Lesetext

------------------------------------------------------------

Auf Nachfrage erklärte Stadtbaurat Frank Otte, dass in der Johannisstraße „aus technischen Gründen“ keine WLAN-Zugangspunkte möglich seien.
Wir haben im Anschluss an die Pressekonferenz den Faktencheck gemacht: Sowohl an der Bushaltestelle gegenüber SinnLeffers als auch gegenüber der Johanniskirche stehen zwei Telefonsäulen der Telekom, die unter der bekannten SSID „Telekom“ ein Wifi-Netz anbieten –  kostenpflichtig.

Ströer Johannisstraße Osnabrück
Jenseits vom Neumarkt wird es zwar kein freies Wifi geben, dafür soll die Firma Ströer hier neue Werbeanlagen aufbauen dürfen (Entwurf: Ströer)

------------------------------------------------------------

Vorliegende Angaben
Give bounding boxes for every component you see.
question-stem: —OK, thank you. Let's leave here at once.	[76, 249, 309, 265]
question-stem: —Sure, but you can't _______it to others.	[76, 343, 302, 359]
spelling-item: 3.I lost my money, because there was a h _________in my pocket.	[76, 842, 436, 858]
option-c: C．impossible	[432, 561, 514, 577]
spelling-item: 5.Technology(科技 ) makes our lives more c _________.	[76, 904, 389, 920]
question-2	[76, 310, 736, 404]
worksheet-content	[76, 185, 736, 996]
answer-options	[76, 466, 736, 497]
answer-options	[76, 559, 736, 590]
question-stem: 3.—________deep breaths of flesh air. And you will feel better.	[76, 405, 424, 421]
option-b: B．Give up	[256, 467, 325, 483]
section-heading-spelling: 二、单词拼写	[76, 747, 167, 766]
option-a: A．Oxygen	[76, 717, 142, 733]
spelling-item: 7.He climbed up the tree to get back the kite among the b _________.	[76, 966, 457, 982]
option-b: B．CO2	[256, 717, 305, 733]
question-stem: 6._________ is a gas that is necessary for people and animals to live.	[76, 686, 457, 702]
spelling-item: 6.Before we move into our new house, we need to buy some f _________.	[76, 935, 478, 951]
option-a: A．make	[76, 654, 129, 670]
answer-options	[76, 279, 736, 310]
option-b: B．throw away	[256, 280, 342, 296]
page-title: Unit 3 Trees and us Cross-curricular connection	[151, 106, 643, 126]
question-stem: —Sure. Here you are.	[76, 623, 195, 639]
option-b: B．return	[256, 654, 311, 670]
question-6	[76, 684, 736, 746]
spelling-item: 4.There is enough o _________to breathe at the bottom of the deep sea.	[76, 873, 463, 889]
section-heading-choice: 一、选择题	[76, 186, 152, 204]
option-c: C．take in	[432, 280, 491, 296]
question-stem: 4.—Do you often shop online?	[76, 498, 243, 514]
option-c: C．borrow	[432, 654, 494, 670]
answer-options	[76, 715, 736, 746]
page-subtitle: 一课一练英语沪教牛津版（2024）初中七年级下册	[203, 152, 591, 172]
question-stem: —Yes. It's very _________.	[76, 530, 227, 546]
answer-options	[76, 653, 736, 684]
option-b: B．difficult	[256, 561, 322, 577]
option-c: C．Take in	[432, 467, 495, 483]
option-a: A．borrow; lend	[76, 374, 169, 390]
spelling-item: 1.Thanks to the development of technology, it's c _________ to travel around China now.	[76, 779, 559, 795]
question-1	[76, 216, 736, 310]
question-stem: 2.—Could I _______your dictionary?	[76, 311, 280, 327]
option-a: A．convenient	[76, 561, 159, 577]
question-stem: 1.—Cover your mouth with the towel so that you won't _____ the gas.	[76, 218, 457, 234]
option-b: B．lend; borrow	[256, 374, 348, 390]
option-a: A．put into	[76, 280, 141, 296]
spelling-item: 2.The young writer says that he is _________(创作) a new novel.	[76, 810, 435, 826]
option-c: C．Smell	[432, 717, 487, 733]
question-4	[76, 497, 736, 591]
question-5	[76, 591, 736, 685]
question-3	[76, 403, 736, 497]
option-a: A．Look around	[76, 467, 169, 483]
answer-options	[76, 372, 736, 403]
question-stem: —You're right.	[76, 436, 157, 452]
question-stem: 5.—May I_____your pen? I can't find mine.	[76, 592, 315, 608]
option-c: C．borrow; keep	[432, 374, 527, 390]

------------------------------------------------------------

Aufgaben zum Üben
- A) Beantworte diese Fragen zum Lesetext:
(i) Wer erklärte, dass in der Johannisstraße keine WLAN-Zugangspunkte möglich seien?
(ii) Unter welcher SSID bieten die Telefonsäulen der Telekom ein Wifi-Netz an?
(iii) Welche Firma soll jenseits vom Neumarkt neue Werbeanlagen aufbauen dürfen?
- B) Nenne alle Unternehmen, die im Lesetext mit Namen vorkommen.
- C) Schreib den Lesetext von „Ströer Johannisstraße Osnabrück“ bis einschließlich „dürfen (Entwurf: Ströer)“ noch einmal ab und tausche dabei „Neumarkt“ gegen „Rathaus“ aus.

Lösungen
- A)
(i) Stadtbaurat Frank Otte
(ii) „Telekom“
(iii) Die Firma Ströer

- B) Telekom, SinnLeffers, Ströer

- C)
Ströer Johannisstraße Osnabrück
Jenseits vom Rathaus wird es zwar kein freies Wifi geben, dafür soll die Firma Ströer hier neue Werbeanlagen aufbauen dürfen (Entwurf: Ströer)